» INSTRUCTION
The records should be written out in full, with nothing altered.

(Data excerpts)

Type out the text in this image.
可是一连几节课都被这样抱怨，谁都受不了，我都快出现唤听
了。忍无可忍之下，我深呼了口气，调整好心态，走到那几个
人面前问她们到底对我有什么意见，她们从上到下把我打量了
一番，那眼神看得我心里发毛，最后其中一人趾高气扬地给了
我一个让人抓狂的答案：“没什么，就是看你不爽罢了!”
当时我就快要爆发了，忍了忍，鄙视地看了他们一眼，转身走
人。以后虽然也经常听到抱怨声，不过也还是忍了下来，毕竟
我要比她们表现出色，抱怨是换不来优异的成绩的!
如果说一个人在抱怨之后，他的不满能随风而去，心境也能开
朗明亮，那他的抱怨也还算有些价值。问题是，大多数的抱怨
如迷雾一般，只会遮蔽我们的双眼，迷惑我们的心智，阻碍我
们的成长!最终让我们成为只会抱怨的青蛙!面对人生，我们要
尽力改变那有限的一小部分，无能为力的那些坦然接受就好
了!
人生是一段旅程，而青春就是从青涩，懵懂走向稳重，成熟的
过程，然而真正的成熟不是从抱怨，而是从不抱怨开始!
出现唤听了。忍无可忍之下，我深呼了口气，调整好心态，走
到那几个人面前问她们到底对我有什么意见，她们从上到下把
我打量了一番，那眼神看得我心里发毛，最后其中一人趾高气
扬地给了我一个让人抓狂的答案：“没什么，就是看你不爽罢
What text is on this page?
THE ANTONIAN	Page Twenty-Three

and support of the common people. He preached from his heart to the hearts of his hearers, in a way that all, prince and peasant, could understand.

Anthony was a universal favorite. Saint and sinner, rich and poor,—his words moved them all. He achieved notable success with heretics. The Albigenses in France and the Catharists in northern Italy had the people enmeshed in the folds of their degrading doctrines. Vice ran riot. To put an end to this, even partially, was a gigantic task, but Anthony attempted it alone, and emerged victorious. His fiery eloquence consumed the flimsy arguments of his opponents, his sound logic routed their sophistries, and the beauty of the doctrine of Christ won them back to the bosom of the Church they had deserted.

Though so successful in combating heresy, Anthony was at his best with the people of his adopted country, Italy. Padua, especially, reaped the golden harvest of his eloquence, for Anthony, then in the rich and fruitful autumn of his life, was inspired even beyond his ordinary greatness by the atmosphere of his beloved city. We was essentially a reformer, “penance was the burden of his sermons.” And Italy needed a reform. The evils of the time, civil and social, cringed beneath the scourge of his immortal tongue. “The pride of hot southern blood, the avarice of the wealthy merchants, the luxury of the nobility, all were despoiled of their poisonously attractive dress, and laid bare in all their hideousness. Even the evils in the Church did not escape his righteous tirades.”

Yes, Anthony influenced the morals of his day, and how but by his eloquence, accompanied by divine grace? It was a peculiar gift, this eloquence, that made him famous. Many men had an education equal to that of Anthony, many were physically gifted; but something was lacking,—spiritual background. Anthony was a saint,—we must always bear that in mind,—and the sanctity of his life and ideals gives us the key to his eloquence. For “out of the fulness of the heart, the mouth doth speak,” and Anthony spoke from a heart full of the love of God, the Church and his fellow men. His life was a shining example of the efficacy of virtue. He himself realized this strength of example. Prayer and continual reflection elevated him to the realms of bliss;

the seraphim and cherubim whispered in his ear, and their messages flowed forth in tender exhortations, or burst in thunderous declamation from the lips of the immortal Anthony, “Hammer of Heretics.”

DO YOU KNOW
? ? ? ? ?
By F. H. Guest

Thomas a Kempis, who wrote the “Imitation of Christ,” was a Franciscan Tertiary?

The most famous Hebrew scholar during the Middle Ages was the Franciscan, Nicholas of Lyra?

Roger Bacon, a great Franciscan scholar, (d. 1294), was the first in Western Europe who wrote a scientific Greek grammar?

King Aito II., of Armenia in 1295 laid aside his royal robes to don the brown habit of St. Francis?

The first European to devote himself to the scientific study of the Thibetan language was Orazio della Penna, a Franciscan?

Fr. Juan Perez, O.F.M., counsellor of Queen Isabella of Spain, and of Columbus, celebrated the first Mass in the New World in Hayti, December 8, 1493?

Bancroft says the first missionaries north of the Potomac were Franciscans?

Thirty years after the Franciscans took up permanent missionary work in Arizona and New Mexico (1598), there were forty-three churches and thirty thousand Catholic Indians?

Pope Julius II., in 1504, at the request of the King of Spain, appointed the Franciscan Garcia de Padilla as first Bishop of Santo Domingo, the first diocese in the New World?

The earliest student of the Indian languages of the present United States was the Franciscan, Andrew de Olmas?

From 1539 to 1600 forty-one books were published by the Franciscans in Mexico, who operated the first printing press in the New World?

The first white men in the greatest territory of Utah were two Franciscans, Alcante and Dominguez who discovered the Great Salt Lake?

» TASK SOLUTION
Type out the text in this image.
可是一连几节课都被这样抱怨，谁都受不了，我都快出现唤听
了。忍无可忍之下，我深呼了口气，调整好心态，走到那几个
人面前问她们到底对我有什么意见，她们从上到下把我打量了
一番，那眼神看得我心里发毛，最后其中一人趾高气扬地给了
我一个让人抓狂的答案：“没什么，就是看你不爽罢了!”
当时我就快要爆发了，忍了忍，鄙视地看了他们一眼，转身走
人。以后虽然也经常听到抱怨声，不过也还是忍了下来，毕竟
我要比她们表现出色，抱怨是换不来优异的成绩的!
如果说一个人在抱怨之后，他的不满能随风而去，心境也能开
朗明亮，那他的抱怨也还算有些价值。问题是，大多数的抱怨
如迷雾一般，只会遮蔽我们的双眼，迷惑我们的心智，阻碍我
们的成长!最终让我们成为只会抱怨的青蛙!面对人生，我们要
尽力改变那有限的一小部分，无能为力的那些坦然接受就好
了!
人生是一段旅程，而青春就是从青涩，懵懂走向稳重，成熟的
过程，然而真正的成熟不是从抱怨，而是从不抱怨开始!
出现唤听了。忍无可忍之下，我深呼了口气，调整好心态，走
到那几个人面前问她们到底对我有什么意见，她们从上到下把
我打量了一番，那眼神看得我心里发毛，最后其中一人趾高气
扬地给了我一个让人抓狂的答案：“没什么，就是看你不爽罢
What text is on this page?
THE ANTONIAN	Page Twenty-Three

and support of the common people. He preached from his heart to the hearts of his hearers, in a way that all, prince and peasant, could understand.

Anthony was a universal favorite. Saint and sinner, rich and poor,—his words moved them all. He achieved notable success with heretics. The Albigenses in France and the Catharists in northern Italy had the people enmeshed in the folds of their degrading doctrines. Vice ran riot. To put an end to this, even partially, was a gigantic task, but Anthony attempted it alone, and emerged victorious. His fiery eloquence consumed the flimsy arguments of his opponents, his sound logic routed their sophistries, and the beauty of the doctrine of Christ won them back to the bosom of the Church they had deserted.

Though so successful in combating heresy, Anthony was at his best with the people of his adopted country, Italy. Padua, especially, reaped the golden harvest of his eloquence, for Anthony, then in the rich and fruitful autumn of his life, was inspired even beyond his ordinary greatness by the atmosphere of his beloved city. We was essentially a reformer, “penance was the burden of his sermons.” And Italy needed a reform. The evils of the time, civil and social, cringed beneath the scourge of his immortal tongue. “The pride of hot southern blood, the avarice of the wealthy merchants, the luxury of the nobility, all were despoiled of their poisonously attractive dress, and laid bare in all their hideousness. Even the evils in the Church did not escape his righteous tirades.”

Yes, Anthony influenced the morals of his day, and how but by his eloquence, accompanied by divine grace? It was a peculiar gift, this eloquence, that made him famous. Many men had an education equal to that of Anthony, many were physically gifted; but something was lacking,—spiritual background. Anthony was a saint,—we must always bear that in mind,—and the sanctity of his life and ideals gives us the key to his eloquence. For “out of the fulness of the heart, the mouth doth speak,” and Anthony spoke from a heart full of the love of God, the Church and his fellow men. His life was a shining example of the efficacy of virtue. He himself realized this strength of example. Prayer and continual reflection elevated him to the realms of bliss;

the seraphim and cherubim whispered in his ear, and their messages flowed forth in tender exhortations, or burst in thunderous declamation from the lips of the immortal Anthony, “Hammer of Heretics.”

DO YOU KNOW
? ? ? ? ?
By F. H. Guest

Thomas a Kempis, who wrote the “Imitation of Christ,” was a Franciscan Tertiary?

The most famous Hebrew scholar during the Middle Ages was the Franciscan, Nicholas of Lyra?

Roger Bacon, a great Franciscan scholar, (d. 1294), was the first in Western Europe who wrote a scientific Greek grammar?

King Aito II., of Armenia in 1295 laid aside his royal robes to don the brown habit of St. Francis?

The first European to devote himself to the scientific study of the Thibetan language was Orazio della Penna, a Franciscan?

Fr. Juan Perez, O.F.M., counsellor of Queen Isabella of Spain, and of Columbus, celebrated the first Mass in the New World in Hayti, December 8, 1493?

Bancroft says the first missionaries north of the Potomac were Franciscans?

Thirty years after the Franciscans took up permanent missionary work in Arizona and New Mexico (1598), there were forty-three churches and thirty thousand Catholic Indians?

Pope Julius II., in 1504, at the request of the King of Spain, appointed the Franciscan Garcia de Padilla as first Bishop of Santo Domingo, the first diocese in the New World?

The earliest student of the Indian languages of the present United States was the Franciscan, Andrew de Olmas?

From 1539 to 1600 forty-one books were published by the Franciscans in Mexico, who operated the first printing press in the New World?

The first white men in the greatest territory of Utah were two Franciscans, Alcante and Dominguez who discovered the Great Salt Lake?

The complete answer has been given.